What you are asked to do: Copy each line that contains the word "numeral".

Material for this exercise:
>> start

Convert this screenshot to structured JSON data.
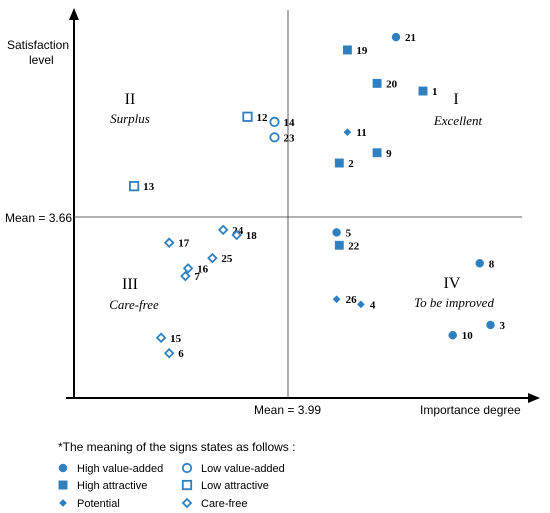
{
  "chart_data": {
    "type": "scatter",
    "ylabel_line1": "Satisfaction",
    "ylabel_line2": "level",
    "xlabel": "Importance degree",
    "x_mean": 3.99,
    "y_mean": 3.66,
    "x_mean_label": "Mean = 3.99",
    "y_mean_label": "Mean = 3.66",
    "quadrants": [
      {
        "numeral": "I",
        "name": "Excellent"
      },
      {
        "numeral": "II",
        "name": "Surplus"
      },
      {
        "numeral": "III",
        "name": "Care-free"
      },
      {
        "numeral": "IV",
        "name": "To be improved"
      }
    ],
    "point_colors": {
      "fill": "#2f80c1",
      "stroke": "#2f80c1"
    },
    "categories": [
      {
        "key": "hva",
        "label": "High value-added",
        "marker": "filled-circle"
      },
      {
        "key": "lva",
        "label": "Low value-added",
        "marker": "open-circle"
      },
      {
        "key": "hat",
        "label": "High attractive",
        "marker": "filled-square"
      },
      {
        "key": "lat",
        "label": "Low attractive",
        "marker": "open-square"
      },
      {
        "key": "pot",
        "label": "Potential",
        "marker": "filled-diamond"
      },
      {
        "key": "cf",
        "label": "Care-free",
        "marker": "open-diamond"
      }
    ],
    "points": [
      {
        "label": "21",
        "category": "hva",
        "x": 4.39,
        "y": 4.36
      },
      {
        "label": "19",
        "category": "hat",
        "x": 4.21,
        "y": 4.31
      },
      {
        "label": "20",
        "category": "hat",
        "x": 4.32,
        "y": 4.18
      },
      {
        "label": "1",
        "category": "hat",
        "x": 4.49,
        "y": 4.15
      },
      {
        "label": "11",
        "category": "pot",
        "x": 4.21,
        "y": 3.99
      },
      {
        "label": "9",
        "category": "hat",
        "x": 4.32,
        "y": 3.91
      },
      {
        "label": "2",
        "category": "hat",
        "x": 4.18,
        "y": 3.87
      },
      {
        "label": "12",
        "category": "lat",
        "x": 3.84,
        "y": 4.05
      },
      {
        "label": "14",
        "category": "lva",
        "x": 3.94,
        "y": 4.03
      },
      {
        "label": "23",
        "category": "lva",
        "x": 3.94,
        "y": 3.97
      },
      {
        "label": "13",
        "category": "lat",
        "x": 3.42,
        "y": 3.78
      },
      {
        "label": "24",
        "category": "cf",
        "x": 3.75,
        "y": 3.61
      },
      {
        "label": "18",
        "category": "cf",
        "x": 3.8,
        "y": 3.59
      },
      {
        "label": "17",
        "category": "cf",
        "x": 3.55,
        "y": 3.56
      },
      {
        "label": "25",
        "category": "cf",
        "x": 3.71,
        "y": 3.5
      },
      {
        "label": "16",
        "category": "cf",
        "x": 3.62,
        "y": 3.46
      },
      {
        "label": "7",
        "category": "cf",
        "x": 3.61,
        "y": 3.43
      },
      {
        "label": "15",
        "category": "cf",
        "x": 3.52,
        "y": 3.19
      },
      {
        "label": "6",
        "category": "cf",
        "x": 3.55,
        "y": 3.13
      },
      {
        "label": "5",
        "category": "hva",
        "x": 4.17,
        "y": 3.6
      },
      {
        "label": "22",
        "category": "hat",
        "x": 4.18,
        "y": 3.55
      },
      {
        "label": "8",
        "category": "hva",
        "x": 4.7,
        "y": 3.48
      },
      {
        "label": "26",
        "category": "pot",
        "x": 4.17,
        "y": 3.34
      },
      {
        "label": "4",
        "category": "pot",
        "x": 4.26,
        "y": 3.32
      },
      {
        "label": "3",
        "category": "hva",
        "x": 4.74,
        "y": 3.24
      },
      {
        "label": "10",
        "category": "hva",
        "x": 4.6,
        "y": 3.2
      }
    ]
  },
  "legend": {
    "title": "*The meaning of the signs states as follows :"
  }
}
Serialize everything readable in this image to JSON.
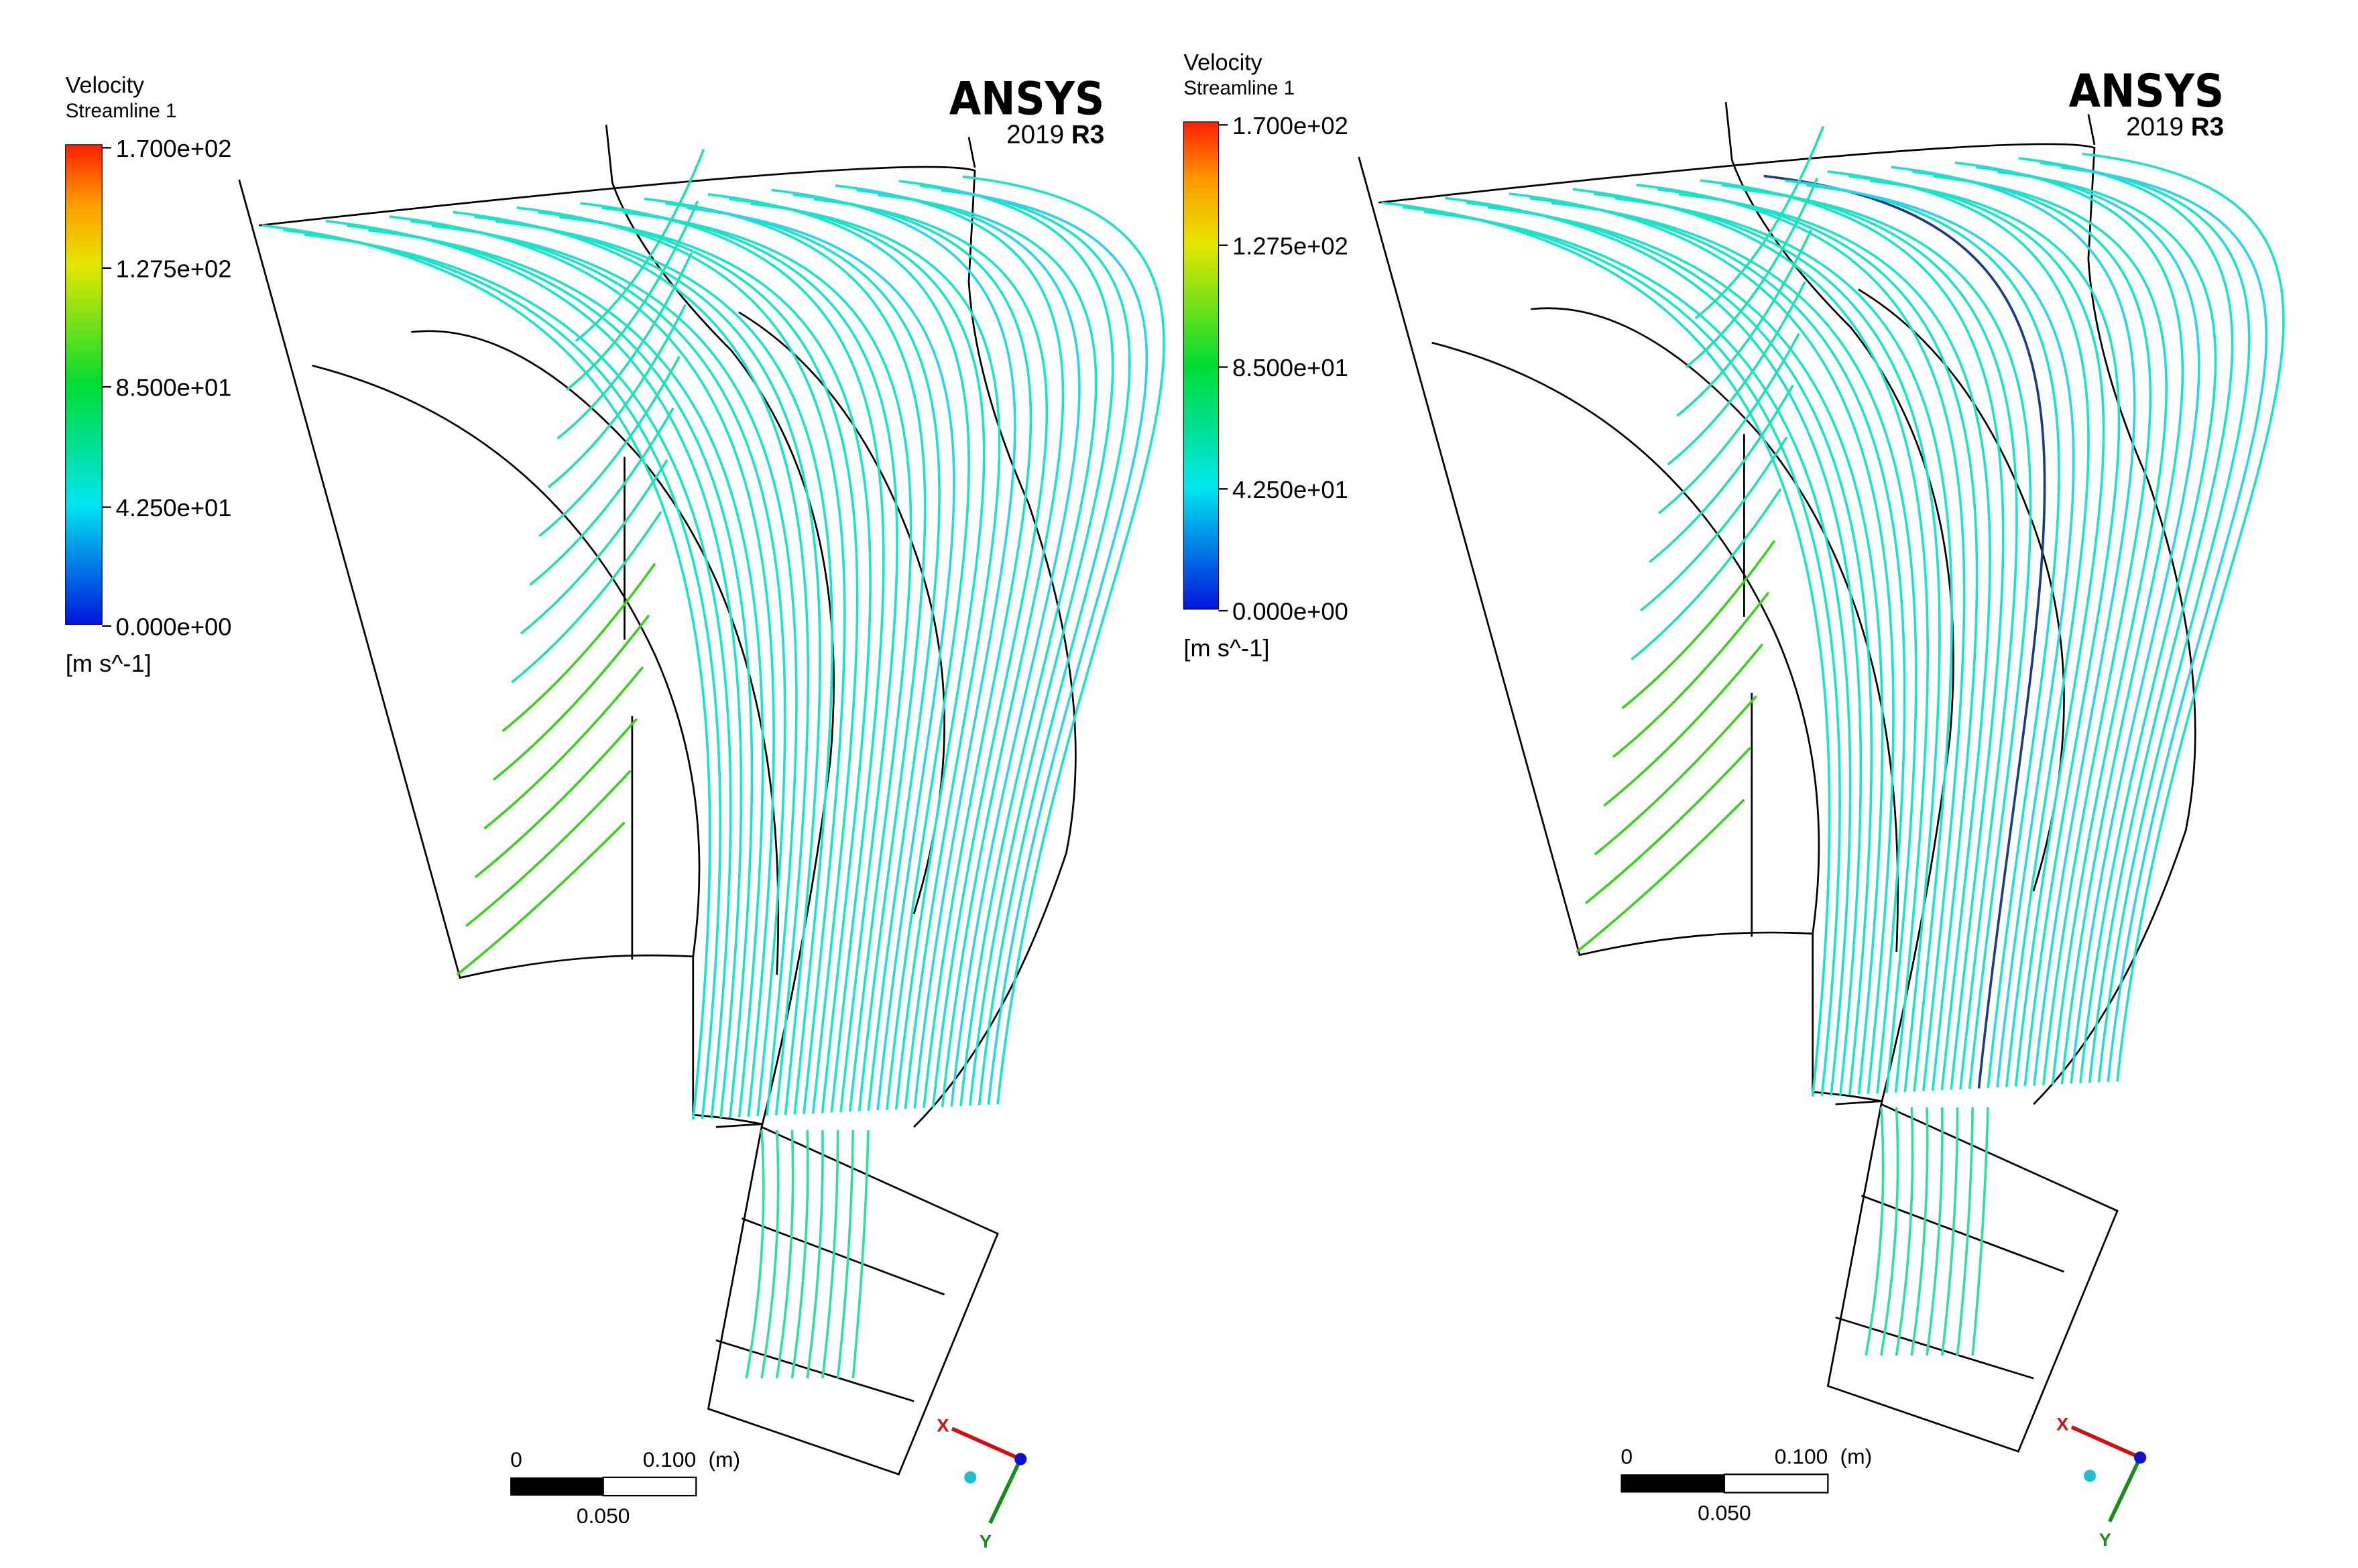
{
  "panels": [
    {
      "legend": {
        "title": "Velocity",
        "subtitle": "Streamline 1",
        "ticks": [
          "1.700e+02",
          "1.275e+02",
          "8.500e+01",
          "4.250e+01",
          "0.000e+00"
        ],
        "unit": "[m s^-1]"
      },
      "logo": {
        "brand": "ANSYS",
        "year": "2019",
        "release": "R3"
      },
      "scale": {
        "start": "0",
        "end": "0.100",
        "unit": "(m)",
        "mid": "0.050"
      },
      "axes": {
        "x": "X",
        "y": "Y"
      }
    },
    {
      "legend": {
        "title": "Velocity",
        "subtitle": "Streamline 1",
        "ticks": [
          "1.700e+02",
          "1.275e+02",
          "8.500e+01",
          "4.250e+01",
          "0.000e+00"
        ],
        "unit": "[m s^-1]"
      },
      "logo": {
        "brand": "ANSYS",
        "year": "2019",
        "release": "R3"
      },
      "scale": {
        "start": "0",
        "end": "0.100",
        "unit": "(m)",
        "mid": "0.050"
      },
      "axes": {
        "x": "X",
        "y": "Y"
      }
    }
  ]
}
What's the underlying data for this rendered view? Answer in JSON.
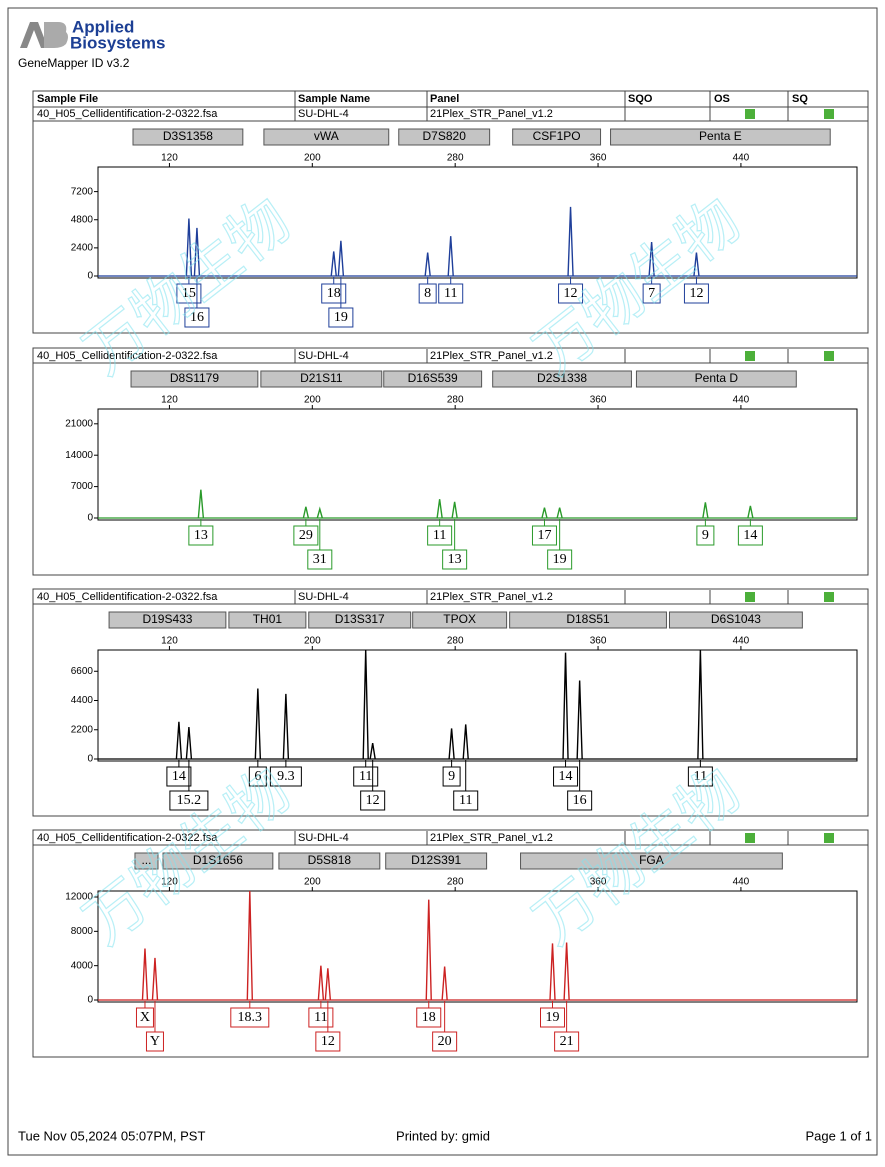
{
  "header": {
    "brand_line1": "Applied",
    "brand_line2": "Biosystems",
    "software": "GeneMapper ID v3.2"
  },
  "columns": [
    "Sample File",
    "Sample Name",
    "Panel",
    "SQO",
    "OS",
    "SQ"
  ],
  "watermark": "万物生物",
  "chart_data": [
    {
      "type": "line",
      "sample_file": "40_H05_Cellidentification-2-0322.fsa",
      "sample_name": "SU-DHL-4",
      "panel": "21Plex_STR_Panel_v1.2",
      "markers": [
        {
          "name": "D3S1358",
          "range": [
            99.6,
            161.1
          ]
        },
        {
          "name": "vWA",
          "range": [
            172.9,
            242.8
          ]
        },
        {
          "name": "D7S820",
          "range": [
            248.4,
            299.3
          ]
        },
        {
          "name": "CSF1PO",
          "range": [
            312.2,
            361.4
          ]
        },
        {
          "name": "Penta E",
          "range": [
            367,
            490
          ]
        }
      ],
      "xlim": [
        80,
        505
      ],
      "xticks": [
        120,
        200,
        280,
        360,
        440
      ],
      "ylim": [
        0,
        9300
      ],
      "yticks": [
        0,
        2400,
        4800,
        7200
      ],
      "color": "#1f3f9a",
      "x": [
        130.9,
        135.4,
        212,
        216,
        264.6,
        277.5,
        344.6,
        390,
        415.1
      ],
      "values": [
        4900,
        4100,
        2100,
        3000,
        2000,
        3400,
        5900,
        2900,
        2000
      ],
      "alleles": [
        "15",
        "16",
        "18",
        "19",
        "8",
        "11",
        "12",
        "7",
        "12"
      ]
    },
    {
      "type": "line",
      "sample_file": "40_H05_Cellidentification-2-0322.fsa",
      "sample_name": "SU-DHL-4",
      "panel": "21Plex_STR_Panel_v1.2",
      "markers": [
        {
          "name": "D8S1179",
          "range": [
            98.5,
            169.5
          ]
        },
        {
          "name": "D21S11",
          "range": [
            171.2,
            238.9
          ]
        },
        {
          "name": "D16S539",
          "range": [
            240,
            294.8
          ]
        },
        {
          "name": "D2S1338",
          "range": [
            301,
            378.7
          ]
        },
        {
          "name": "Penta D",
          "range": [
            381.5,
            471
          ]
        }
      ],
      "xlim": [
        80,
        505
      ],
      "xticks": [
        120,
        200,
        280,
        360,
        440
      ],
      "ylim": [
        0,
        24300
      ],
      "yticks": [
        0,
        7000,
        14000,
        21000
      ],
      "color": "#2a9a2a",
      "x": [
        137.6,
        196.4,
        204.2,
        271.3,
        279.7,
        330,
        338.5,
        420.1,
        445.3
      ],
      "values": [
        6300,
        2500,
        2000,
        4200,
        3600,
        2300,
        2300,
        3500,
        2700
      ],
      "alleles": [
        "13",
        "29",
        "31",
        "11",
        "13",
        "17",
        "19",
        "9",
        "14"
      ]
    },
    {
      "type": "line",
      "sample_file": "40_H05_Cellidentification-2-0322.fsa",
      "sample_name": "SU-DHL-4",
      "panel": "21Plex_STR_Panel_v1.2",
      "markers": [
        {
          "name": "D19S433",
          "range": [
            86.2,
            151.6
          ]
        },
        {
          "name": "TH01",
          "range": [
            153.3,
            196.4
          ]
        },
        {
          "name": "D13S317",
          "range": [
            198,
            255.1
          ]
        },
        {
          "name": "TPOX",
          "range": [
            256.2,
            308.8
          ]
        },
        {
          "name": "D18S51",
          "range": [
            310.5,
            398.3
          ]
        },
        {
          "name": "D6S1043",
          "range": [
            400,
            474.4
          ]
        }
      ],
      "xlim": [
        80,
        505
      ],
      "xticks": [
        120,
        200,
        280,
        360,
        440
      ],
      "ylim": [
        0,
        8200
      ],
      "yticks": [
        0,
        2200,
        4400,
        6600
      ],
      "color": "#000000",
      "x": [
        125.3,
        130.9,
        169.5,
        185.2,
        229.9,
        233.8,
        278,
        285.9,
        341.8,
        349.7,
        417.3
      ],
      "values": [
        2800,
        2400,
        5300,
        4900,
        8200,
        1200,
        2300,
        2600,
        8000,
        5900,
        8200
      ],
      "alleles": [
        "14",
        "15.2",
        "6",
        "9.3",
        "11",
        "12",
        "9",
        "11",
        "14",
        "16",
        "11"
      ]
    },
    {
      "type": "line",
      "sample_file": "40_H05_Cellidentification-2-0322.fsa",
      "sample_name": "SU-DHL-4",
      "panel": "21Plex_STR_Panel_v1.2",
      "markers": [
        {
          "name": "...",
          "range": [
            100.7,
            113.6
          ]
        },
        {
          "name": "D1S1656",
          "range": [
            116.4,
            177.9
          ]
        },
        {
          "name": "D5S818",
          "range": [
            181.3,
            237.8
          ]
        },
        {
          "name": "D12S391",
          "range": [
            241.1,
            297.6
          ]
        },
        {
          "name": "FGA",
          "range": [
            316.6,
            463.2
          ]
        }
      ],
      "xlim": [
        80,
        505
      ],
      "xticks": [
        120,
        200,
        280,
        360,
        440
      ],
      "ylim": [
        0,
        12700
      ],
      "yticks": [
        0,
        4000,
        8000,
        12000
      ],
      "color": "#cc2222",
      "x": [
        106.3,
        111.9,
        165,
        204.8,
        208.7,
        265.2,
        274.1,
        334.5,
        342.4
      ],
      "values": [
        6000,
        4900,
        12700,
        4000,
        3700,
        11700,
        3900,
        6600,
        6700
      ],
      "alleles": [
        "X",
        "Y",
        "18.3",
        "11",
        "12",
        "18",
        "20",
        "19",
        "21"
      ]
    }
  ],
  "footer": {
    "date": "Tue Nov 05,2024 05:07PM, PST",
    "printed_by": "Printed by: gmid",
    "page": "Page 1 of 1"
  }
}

>> end

Expected answer:
        "numeral": "I",
        "numeral": "II",
        "numeral": "III",
        "numeral": "IV",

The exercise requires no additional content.